▸ Task data
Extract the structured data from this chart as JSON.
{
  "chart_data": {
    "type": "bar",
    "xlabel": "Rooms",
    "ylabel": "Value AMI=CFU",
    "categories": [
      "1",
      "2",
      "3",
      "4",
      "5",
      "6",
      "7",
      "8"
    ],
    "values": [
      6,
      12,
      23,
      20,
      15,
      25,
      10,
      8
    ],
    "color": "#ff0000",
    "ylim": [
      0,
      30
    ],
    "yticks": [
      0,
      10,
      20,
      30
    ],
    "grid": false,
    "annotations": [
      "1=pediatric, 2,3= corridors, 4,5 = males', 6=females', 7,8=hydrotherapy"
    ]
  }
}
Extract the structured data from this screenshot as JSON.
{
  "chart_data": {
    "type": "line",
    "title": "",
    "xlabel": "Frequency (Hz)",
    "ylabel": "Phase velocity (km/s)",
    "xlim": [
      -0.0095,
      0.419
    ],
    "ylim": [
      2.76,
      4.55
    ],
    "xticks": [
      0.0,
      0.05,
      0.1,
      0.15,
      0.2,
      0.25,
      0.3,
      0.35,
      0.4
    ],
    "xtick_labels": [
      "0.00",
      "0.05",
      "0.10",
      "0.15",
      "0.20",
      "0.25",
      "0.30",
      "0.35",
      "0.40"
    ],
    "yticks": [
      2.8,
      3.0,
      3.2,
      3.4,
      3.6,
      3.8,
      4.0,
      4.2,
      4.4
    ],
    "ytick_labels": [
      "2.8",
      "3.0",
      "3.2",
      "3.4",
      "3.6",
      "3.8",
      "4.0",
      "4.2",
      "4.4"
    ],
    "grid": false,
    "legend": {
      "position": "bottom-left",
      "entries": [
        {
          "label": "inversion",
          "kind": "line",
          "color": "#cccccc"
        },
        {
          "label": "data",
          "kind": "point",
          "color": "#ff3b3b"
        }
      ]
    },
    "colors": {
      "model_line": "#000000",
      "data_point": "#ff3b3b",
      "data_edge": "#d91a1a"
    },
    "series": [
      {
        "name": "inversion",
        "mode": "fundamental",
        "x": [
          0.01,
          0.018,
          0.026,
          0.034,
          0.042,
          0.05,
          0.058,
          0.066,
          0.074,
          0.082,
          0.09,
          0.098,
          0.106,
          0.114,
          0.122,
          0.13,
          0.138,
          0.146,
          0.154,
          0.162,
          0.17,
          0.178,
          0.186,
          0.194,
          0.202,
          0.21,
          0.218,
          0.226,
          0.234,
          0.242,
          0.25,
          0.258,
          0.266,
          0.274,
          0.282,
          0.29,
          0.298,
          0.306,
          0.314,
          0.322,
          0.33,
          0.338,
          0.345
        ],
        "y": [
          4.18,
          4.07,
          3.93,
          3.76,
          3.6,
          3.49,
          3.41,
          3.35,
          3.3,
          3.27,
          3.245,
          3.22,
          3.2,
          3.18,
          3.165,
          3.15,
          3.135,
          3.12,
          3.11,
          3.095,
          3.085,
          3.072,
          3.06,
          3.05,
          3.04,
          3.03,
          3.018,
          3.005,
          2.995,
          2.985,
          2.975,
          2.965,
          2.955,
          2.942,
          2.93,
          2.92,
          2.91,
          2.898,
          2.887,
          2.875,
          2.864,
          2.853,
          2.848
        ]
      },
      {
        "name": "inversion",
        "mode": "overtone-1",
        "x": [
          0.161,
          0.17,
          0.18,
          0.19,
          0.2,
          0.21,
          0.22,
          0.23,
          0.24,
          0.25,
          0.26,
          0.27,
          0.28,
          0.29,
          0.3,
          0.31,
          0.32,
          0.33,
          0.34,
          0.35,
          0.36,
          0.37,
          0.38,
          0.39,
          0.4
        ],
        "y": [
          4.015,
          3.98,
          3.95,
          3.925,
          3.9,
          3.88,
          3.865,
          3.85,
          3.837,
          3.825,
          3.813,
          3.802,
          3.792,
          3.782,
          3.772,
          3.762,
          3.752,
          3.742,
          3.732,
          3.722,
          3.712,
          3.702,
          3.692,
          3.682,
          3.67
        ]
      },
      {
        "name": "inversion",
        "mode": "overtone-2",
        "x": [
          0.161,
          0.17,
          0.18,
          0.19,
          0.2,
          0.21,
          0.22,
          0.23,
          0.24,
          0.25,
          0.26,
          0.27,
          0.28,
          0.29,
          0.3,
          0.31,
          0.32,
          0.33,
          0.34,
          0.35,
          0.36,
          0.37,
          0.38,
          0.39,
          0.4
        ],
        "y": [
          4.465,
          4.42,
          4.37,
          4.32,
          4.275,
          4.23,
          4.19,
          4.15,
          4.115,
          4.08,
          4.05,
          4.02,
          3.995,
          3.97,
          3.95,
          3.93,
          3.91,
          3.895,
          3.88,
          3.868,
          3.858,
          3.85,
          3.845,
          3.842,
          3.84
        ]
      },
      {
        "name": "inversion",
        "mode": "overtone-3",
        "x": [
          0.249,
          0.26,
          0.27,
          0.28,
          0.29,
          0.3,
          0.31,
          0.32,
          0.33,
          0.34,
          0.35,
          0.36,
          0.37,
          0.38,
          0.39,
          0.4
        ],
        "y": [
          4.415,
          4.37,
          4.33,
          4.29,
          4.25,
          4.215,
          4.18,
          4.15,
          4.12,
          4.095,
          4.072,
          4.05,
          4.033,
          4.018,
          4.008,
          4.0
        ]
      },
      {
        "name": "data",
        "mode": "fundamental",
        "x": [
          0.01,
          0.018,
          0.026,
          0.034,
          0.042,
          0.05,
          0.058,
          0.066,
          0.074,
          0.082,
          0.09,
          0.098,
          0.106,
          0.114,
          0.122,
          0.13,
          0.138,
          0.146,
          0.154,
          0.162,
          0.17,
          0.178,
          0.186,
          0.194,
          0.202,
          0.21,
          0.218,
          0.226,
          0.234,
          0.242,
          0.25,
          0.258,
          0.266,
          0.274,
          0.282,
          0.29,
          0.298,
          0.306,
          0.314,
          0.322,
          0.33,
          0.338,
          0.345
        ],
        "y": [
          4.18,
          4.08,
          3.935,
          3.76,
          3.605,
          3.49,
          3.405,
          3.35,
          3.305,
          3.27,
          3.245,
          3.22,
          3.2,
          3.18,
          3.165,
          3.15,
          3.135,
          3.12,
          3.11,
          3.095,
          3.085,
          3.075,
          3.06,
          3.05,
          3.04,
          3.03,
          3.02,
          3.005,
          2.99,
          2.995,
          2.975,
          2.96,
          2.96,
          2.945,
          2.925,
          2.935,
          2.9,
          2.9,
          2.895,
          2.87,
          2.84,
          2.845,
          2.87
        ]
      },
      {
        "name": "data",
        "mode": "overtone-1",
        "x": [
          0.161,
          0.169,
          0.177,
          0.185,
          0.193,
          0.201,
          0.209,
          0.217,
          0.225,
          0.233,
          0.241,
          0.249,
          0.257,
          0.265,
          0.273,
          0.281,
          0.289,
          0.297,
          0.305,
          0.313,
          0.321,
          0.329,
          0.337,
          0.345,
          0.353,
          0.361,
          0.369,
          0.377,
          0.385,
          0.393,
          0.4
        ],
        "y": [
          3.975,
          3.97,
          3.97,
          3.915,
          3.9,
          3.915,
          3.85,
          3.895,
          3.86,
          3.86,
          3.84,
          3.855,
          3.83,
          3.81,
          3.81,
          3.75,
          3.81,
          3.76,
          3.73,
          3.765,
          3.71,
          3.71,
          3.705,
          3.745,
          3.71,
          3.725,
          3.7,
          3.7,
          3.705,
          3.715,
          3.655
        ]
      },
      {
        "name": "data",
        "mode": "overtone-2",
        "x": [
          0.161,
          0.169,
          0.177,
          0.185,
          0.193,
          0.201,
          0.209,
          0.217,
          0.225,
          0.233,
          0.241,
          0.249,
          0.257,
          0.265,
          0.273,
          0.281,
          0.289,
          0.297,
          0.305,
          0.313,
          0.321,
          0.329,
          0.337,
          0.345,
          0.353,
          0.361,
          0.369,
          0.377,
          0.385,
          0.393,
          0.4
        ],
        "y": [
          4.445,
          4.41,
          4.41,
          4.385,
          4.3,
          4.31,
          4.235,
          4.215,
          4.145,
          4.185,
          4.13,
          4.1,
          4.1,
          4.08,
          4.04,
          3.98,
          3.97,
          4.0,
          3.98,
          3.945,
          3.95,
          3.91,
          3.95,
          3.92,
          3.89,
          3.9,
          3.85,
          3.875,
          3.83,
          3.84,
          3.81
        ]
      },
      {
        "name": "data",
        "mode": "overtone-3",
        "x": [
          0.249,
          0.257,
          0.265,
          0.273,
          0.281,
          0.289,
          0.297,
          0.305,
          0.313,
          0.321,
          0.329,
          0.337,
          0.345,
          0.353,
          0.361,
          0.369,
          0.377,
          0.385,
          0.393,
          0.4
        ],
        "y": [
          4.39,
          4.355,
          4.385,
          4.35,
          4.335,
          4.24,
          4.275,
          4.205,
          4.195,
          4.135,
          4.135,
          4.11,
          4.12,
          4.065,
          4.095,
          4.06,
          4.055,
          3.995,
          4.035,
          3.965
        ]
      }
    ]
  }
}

▸ Aim
Return each line with "ylabel".

▸ The completed task
    "ylabel": "Value AMI=CFU",
    "ylabel": "Phase velocity (km/s)",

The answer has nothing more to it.